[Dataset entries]
* START *

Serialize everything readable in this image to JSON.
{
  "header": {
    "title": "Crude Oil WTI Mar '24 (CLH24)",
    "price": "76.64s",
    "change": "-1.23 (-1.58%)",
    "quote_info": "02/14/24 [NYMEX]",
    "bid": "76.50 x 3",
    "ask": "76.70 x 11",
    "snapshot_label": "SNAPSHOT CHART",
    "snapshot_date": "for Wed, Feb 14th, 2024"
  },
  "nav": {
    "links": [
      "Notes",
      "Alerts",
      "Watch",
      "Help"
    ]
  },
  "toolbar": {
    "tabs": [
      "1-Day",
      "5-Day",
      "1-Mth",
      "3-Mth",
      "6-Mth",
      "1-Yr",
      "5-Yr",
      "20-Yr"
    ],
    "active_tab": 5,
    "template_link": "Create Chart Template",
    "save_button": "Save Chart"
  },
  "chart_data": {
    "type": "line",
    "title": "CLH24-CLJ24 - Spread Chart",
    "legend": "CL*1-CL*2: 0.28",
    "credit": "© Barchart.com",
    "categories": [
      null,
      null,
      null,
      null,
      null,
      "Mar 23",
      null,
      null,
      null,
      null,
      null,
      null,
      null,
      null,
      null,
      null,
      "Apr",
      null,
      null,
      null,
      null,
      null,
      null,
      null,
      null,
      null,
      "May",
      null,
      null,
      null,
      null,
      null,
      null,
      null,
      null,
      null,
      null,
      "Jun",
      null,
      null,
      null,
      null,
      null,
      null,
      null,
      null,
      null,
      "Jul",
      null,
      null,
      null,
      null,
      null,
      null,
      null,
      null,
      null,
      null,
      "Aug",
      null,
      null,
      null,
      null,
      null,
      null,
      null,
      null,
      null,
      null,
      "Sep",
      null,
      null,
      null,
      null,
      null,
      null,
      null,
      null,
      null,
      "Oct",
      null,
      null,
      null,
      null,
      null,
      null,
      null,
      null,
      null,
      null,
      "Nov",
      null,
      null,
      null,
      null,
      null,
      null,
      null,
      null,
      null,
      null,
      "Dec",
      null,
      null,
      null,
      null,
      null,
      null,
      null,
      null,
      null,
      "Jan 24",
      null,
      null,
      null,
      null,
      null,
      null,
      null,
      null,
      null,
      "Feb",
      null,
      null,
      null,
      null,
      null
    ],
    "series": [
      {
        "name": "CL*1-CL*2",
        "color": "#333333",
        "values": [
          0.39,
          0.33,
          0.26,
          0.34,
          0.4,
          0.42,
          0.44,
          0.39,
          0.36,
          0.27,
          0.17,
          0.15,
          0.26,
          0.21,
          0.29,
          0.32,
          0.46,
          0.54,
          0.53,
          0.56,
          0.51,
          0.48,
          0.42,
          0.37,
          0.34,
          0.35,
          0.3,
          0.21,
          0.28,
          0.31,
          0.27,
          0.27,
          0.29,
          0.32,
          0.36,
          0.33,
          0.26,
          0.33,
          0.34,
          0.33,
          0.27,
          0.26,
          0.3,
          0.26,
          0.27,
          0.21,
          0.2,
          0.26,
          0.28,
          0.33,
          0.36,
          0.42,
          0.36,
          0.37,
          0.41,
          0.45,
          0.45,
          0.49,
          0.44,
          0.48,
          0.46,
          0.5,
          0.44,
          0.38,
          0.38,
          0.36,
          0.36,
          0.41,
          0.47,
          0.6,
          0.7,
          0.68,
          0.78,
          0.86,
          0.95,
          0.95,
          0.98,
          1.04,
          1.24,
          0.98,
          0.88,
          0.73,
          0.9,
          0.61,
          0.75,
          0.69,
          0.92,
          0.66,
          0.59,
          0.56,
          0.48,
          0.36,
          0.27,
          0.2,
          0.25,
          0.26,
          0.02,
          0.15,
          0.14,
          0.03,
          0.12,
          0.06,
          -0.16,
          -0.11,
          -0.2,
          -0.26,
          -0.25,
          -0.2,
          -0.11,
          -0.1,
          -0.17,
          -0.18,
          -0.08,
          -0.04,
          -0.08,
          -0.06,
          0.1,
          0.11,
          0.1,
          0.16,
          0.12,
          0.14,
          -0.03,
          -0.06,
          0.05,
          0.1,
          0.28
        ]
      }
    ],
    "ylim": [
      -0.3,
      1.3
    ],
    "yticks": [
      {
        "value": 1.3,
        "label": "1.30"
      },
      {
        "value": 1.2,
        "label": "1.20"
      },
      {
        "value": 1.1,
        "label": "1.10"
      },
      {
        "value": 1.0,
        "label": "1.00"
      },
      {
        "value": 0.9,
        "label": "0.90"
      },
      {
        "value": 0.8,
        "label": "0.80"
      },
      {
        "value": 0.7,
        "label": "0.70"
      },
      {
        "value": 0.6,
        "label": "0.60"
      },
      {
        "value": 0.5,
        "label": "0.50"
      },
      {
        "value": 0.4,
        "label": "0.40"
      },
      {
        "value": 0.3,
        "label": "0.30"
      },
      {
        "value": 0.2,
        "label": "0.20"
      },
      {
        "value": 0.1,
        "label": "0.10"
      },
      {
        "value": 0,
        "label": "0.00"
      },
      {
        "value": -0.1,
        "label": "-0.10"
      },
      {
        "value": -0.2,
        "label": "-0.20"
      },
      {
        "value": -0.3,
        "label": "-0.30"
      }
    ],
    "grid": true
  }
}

* END *

> _What to produce_
Go over the data above and copy every line that has the word "title" in it.

> _Full answer_
    "title": "Crude Oil WTI Mar '24 (CLH24)",
    "title": "CLH24-CLJ24 - Spread Chart",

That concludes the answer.